§ **PROBLEM DETAILS**
From the entries below, copy every line that holds the word "Veicoli".

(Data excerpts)
[Start]
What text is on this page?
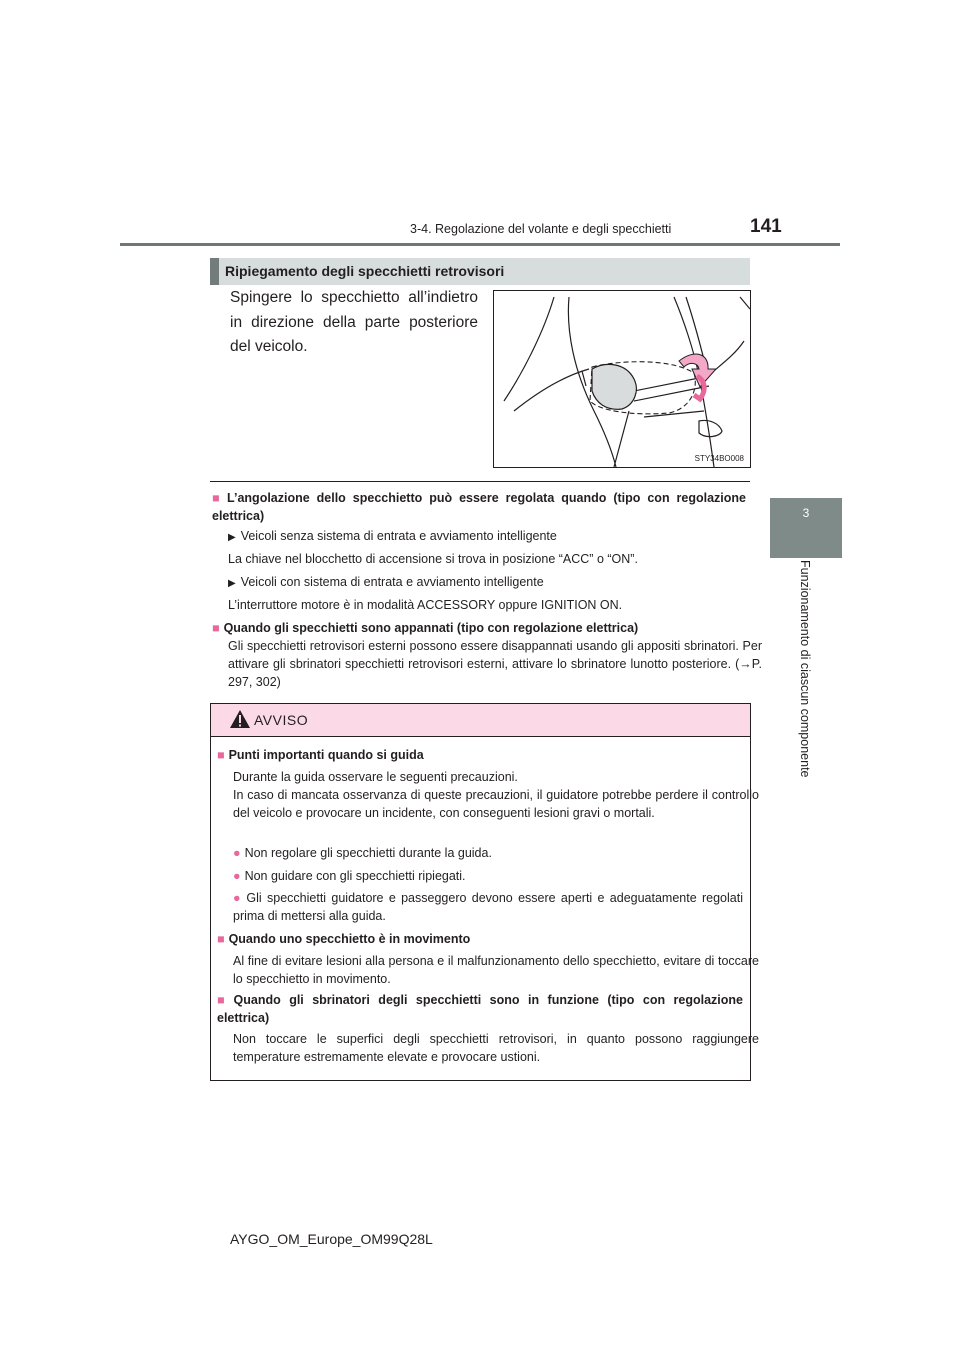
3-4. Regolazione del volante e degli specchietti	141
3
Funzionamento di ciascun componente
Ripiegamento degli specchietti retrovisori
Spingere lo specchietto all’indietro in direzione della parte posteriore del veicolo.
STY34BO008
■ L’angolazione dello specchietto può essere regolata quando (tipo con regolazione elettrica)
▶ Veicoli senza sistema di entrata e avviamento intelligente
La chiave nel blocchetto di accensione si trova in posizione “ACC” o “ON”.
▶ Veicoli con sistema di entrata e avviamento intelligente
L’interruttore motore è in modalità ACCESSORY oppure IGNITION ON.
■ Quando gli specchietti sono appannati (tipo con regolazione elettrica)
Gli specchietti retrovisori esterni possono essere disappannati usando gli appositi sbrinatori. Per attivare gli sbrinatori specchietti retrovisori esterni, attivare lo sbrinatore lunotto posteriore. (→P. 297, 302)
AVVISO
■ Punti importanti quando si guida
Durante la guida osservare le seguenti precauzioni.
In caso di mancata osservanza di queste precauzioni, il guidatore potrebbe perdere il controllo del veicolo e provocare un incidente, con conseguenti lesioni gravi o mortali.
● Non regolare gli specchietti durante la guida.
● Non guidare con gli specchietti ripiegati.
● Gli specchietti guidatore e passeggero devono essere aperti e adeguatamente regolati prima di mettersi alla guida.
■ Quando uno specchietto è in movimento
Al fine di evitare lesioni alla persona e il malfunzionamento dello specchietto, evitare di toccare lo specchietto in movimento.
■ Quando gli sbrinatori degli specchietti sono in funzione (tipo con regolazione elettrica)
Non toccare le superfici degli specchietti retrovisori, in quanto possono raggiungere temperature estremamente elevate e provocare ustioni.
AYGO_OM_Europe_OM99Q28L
[End]
[Start]
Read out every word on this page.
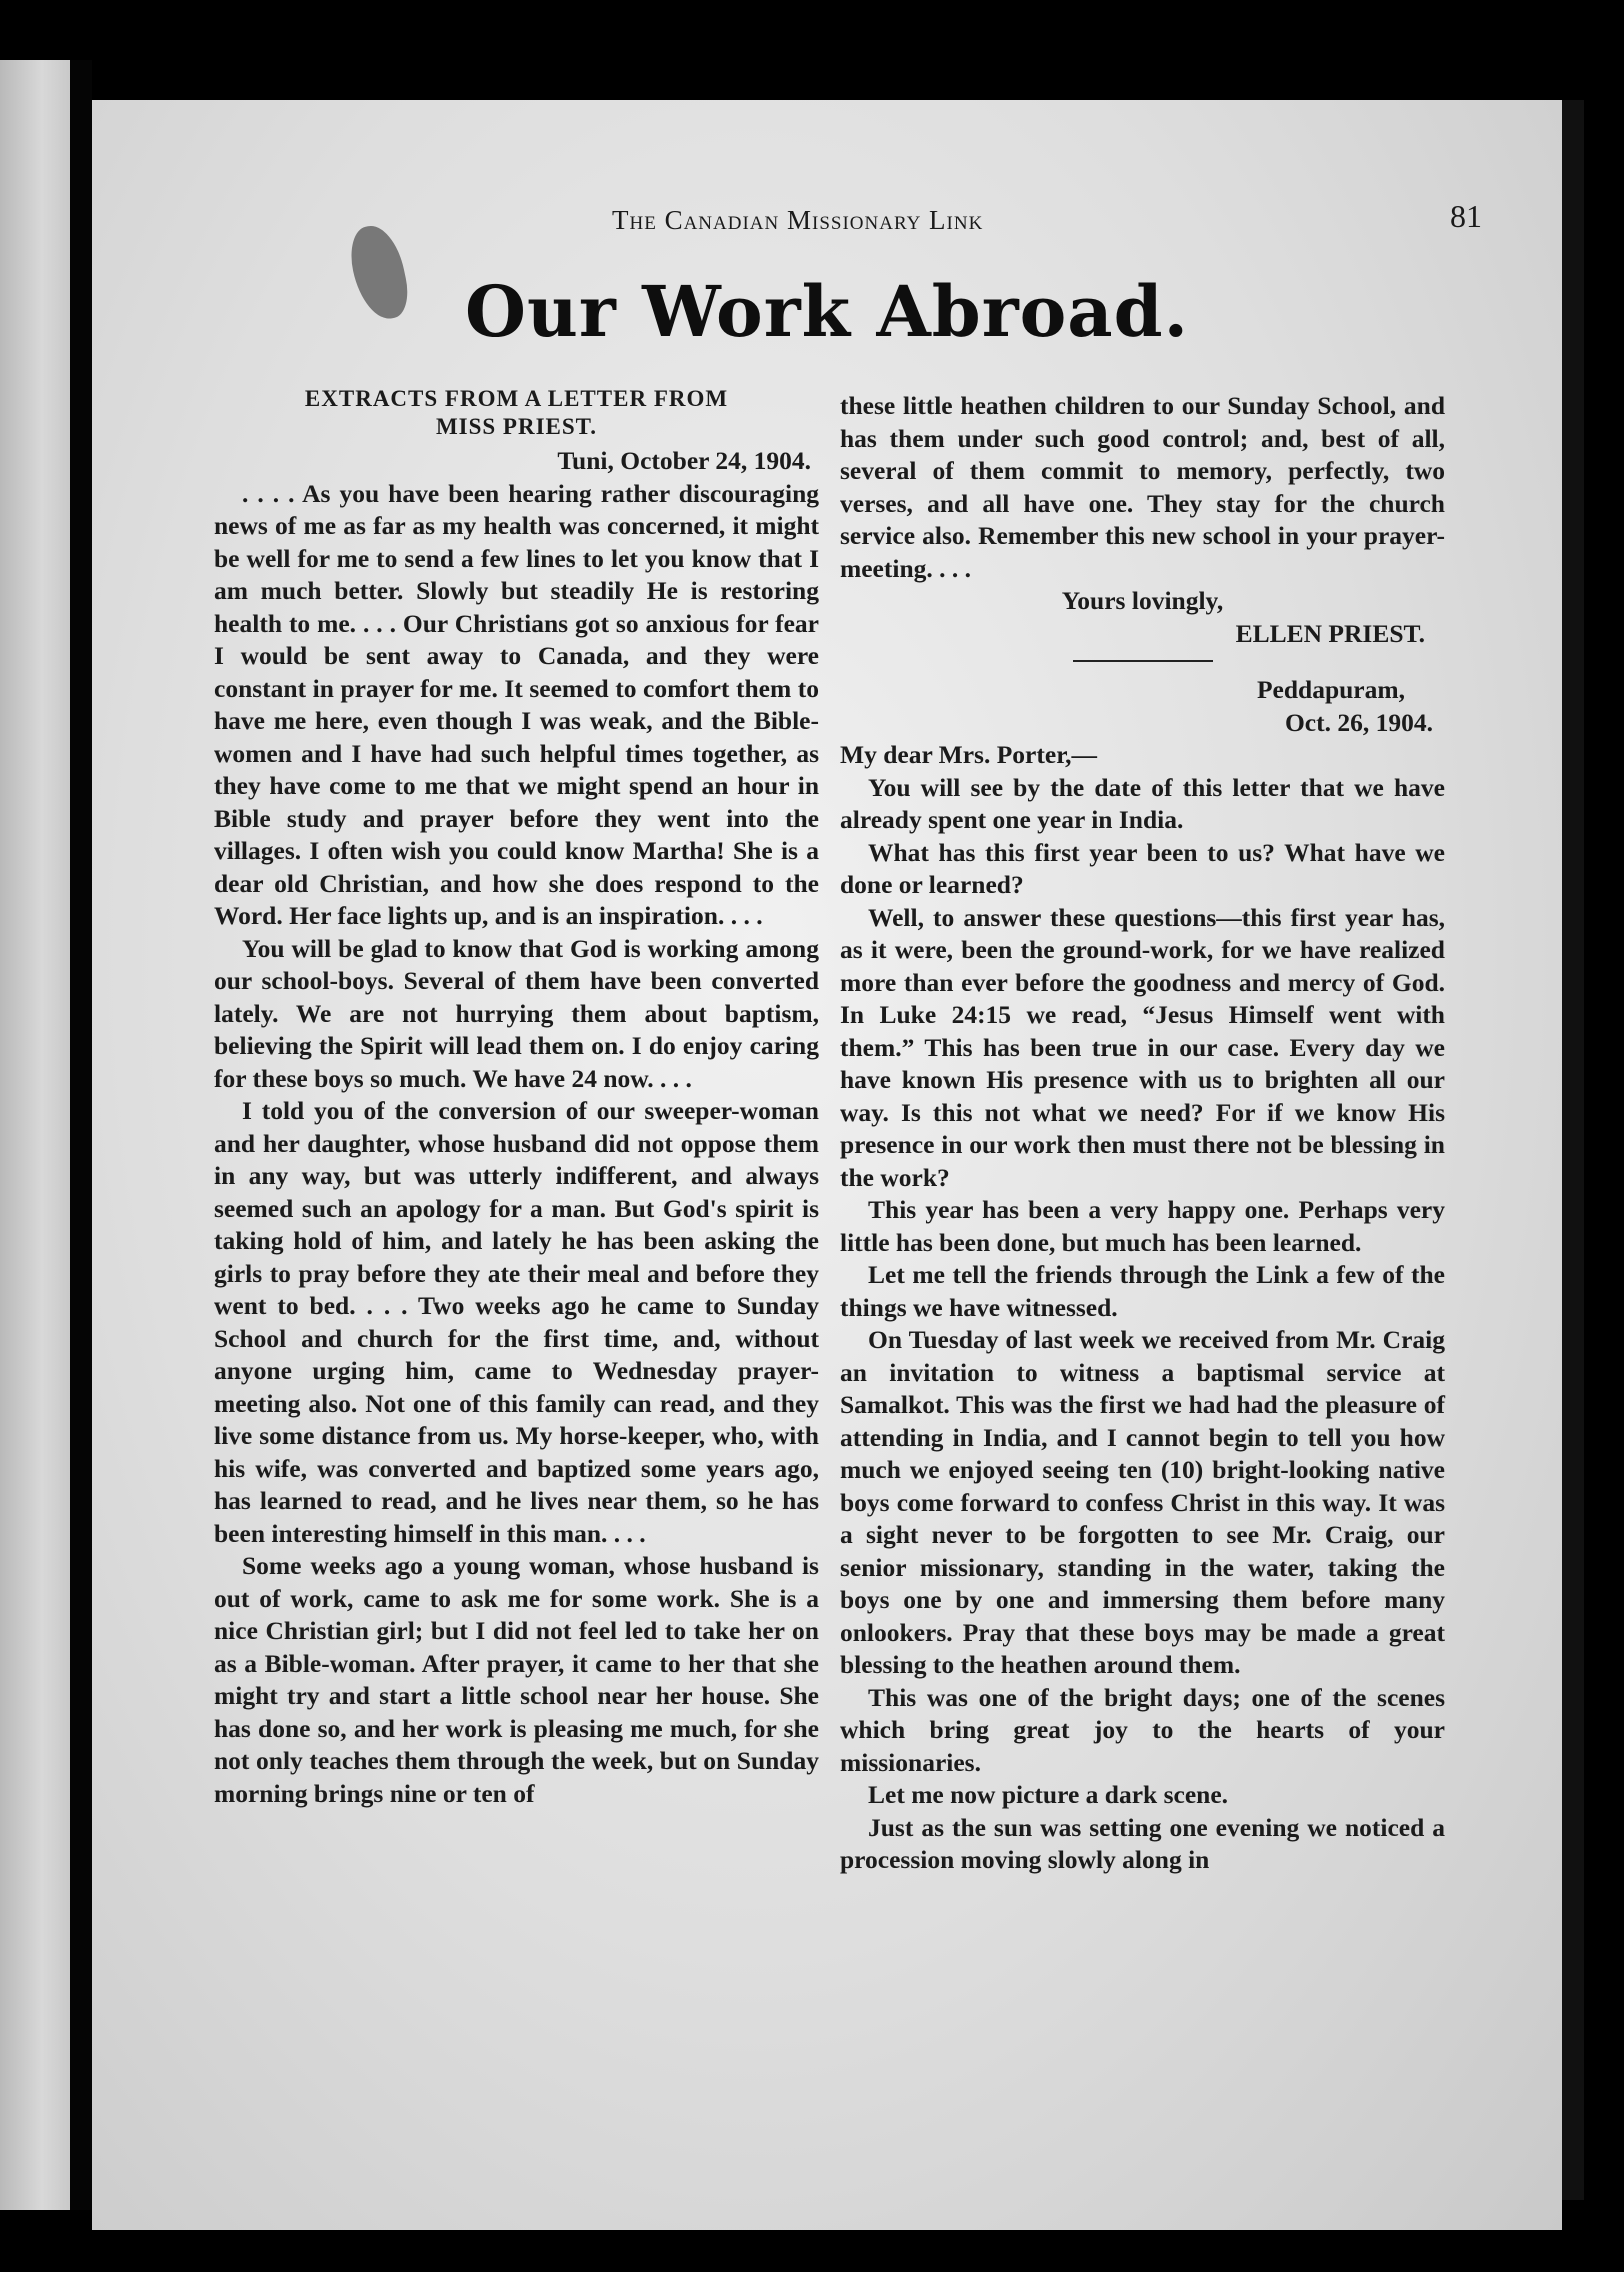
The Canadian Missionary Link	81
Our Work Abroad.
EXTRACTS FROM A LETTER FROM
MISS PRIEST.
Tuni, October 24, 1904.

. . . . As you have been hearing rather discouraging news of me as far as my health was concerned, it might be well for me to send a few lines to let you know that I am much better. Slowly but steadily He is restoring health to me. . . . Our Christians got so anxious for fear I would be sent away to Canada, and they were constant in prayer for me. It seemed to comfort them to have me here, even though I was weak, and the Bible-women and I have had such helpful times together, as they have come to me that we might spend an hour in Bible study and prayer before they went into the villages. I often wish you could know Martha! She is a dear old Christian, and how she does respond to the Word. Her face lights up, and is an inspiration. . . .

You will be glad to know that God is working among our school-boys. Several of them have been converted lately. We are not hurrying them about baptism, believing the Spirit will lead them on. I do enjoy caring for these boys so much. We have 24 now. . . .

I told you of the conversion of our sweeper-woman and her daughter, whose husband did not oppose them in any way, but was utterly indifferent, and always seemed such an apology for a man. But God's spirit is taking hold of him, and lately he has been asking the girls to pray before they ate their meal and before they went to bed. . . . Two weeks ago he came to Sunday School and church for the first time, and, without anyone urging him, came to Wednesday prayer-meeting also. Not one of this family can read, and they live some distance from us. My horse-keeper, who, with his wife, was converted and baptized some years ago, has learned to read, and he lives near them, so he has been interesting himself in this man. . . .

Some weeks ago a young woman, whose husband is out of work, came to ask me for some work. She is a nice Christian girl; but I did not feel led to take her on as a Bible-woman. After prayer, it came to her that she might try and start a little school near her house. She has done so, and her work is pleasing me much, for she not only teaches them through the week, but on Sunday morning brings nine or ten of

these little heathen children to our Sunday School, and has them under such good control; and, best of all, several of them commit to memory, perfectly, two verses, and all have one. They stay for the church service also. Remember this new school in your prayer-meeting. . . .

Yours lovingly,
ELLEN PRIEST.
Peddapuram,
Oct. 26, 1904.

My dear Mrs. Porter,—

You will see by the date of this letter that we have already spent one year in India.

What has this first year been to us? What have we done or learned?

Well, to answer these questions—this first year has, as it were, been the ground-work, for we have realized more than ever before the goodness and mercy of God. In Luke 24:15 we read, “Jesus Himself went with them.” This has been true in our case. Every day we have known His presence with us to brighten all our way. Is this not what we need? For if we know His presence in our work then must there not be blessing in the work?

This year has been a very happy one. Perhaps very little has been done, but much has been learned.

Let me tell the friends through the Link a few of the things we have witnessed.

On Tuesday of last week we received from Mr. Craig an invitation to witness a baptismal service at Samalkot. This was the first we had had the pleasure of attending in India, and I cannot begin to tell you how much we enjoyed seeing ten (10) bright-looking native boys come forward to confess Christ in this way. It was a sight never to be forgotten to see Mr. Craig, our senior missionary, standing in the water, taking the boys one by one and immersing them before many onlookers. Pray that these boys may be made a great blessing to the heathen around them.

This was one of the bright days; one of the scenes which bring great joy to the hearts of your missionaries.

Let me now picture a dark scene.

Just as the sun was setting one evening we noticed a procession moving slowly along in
[End]
§ **CORRECT ANSWER**
▶ Veicoli senza sistema di entrata e avviamento intelligente
▶ Veicoli con sistema di entrata e avviamento intelligente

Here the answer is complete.